>>>>>

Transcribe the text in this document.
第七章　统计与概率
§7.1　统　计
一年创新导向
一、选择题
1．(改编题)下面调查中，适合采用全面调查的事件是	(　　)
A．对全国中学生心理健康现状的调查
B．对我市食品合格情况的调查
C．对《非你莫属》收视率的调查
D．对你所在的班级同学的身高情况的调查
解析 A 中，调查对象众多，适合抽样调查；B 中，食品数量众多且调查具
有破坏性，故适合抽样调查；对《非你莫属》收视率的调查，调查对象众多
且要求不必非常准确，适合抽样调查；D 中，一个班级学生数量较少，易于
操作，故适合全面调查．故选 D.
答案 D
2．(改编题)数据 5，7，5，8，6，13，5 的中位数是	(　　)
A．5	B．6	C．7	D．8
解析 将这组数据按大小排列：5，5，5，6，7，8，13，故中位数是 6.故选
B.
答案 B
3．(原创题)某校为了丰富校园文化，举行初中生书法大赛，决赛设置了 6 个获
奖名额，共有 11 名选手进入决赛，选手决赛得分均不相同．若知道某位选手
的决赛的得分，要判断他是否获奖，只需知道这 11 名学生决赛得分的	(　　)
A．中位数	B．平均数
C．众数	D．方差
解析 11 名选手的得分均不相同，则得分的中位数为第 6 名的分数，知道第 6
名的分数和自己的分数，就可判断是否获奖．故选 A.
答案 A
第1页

<<<<<

→ Set problem:
Go over the records above and tally each line that includes "收视率的调查". Give the total by itself.

→ Solution to the exercise:
2